◆ **Exercise goal**
Retype each entry below exactly as it stands.

Figure data in JSON

"""

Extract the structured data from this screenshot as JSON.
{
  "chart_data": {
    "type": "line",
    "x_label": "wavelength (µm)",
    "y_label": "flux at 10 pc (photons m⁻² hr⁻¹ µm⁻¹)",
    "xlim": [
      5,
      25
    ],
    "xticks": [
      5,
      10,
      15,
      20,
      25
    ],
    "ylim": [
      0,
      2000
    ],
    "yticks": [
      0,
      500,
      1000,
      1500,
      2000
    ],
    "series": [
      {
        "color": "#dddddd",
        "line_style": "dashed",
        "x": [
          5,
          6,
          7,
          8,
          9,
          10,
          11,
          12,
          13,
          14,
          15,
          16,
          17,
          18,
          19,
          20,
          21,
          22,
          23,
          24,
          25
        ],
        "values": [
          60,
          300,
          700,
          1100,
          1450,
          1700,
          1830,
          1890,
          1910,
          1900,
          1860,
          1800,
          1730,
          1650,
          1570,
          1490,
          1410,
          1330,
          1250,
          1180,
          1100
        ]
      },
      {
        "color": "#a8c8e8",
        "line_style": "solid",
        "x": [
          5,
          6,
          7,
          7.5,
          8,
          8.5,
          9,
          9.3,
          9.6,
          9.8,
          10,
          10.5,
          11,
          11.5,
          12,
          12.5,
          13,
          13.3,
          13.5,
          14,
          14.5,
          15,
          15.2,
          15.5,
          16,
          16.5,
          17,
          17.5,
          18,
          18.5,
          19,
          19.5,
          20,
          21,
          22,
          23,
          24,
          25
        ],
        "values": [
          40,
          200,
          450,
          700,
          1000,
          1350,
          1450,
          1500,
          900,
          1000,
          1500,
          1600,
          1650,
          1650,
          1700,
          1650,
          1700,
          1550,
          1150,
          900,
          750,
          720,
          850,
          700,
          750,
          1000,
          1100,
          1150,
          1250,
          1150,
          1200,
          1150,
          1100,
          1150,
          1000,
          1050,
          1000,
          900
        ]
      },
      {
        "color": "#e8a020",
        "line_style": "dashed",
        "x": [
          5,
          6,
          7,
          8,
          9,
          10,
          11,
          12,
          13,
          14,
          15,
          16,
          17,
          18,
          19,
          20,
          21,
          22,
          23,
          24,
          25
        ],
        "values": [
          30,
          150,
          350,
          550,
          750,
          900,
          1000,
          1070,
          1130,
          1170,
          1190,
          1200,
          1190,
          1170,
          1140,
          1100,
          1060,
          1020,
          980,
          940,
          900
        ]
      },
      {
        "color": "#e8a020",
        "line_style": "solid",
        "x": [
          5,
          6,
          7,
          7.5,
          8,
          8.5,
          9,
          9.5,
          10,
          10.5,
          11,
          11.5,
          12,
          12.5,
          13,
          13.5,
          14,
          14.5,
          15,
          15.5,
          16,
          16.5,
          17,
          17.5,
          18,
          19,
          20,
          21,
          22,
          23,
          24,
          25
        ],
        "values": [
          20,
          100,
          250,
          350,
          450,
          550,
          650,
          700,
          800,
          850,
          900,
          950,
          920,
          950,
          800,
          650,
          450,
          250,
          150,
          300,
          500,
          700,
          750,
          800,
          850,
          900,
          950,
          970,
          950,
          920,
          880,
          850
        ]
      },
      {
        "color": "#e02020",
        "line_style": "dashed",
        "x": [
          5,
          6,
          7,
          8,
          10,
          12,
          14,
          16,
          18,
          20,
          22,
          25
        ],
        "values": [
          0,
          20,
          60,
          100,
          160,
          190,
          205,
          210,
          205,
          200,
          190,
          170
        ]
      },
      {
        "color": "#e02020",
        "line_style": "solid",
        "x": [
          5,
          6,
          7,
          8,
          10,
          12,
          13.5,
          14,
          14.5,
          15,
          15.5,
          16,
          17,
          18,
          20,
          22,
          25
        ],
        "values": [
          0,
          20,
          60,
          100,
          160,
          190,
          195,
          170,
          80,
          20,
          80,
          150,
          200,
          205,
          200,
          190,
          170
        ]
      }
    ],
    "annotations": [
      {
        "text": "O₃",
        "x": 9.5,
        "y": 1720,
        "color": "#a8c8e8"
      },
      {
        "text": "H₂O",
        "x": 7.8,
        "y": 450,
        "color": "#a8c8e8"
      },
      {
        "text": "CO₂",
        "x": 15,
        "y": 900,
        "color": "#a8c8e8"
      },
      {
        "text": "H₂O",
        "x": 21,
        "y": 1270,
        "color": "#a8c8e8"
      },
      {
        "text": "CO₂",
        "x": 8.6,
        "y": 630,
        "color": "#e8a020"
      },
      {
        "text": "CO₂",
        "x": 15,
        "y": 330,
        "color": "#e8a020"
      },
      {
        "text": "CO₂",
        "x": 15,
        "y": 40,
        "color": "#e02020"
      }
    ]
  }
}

"""

◆ **The answer**
Extract the structured data from this screenshot as JSON.
{
  "chart_data": {
    "type": "line",
    "x_label": "wavelength (µm)",
    "y_label": "flux at 10 pc (photons m⁻² hr⁻¹ µm⁻¹)",
    "xlim": [
      5,
      25
    ],
    "xticks": [
      5,
      10,
      15,
      20,
      25
    ],
    "ylim": [
      0,
      2000
    ],
    "yticks": [
      0,
      500,
      1000,
      1500,
      2000
    ],
    "series": [
      {
        "color": "#dddddd",
        "line_style": "dashed",
        "x": [
          5,
          6,
          7,
          8,
          9,
          10,
          11,
          12,
          13,
          14,
          15,
          16,
          17,
          18,
          19,
          20,
          21,
          22,
          23,
          24,
          25
        ],
        "values": [
          60,
          300,
          700,
          1100,
          1450,
          1700,
          1830,
          1890,
          1910,
          1900,
          1860,
          1800,
          1730,
          1650,
          1570,
          1490,
          1410,
          1330,
          1250,
          1180,
          1100
        ]
      },
      {
        "color": "#a8c8e8",
        "line_style": "solid",
        "x": [
          5,
          6,
          7,
          7.5,
          8,
          8.5,
          9,
          9.3,
          9.6,
          9.8,
          10,
          10.5,
          11,
          11.5,
          12,
          12.5,
          13,
          13.3,
          13.5,
          14,
          14.5,
          15,
          15.2,
          15.5,
          16,
          16.5,
          17,
          17.5,
          18,
          18.5,
          19,
          19.5,
          20,
          21,
          22,
          23,
          24,
          25
        ],
        "values": [
          40,
          200,
          450,
          700,
          1000,
          1350,
          1450,
          1500,
          900,
          1000,
          1500,
          1600,
          1650,
          1650,
          1700,
          1650,
          1700,
          1550,
          1150,
          900,
          750,
          720,
          850,
          700,
          750,
          1000,
          1100,
          1150,
          1250,
          1150,
          1200,
          1150,
          1100,
          1150,
          1000,
          1050,
          1000,
          900
        ]
      },
      {
        "color": "#e8a020",
        "line_style": "dashed",
        "x": [
          5,
          6,
          7,
          8,
          9,
          10,
          11,
          12,
          13,
          14,
          15,
          16,
          17,
          18,
          19,
          20,
          21,
          22,
          23,
          24,
          25
        ],
        "values": [
          30,
          150,
          350,
          550,
          750,
          900,
          1000,
          1070,
          1130,
          1170,
          1190,
          1200,
          1190,
          1170,
          1140,
          1100,
          1060,
          1020,
          980,
          940,
          900
        ]
      },
      {
        "color": "#e8a020",
        "line_style": "solid",
        "x": [
          5,
          6,
          7,
          7.5,
          8,
          8.5,
          9,
          9.5,
          10,
          10.5,
          11,
          11.5,
          12,
          12.5,
          13,
          13.5,
          14,
          14.5,
          15,
          15.5,
          16,
          16.5,
          17,
          17.5,
          18,
          19,
          20,
          21,
          22,
          23,
          24,
          25
        ],
        "values": [
          20,
          100,
          250,
          350,
          450,
          550,
          650,
          700,
          800,
          850,
          900,
          950,
          920,
          950,
          800,
          650,
          450,
          250,
          150,
          300,
          500,
          700,
          750,
          800,
          850,
          900,
          950,
          970,
          950,
          920,
          880,
          850
        ]
      },
      {
        "color": "#e02020",
        "line_style": "dashed",
        "x": [
          5,
          6,
          7,
          8,
          10,
          12,
          14,
          16,
          18,
          20,
          22,
          25
        ],
        "values": [
          0,
          20,
          60,
          100,
          160,
          190,
          205,
          210,
          205,
          200,
          190,
          170
        ]
      },
      {
        "color": "#e02020",
        "line_style": "solid",
        "x": [
          5,
          6,
          7,
          8,
          10,
          12,
          13.5,
          14,
          14.5,
          15,
          15.5,
          16,
          17,
          18,
          20,
          22,
          25
        ],
        "values": [
          0,
          20,
          60,
          100,
          160,
          190,
          195,
          170,
          80,
          20,
          80,
          150,
          200,
          205,
          200,
          190,
          170
        ]
      }
    ],
    "annotations": [
      {
        "text": "O₃",
        "x": 9.5,
        "y": 1720,
        "color": "#a8c8e8"
      },
      {
        "text": "H₂O",
        "x": 7.8,
        "y": 450,
        "color": "#a8c8e8"
      },
      {
        "text": "CO₂",
        "x": 15,
        "y": 900,
        "color": "#a8c8e8"
      },
      {
        "text": "H₂O",
        "x": 21,
        "y": 1270,
        "color": "#a8c8e8"
      },
      {
        "text": "CO₂",
        "x": 8.6,
        "y": 630,
        "color": "#e8a020"
      },
      {
        "text": "CO₂",
        "x": 15,
        "y": 330,
        "color": "#e8a020"
      },
      {
        "text": "CO₂",
        "x": 15,
        "y": 40,
        "color": "#e02020"
      }
    ]
  }
}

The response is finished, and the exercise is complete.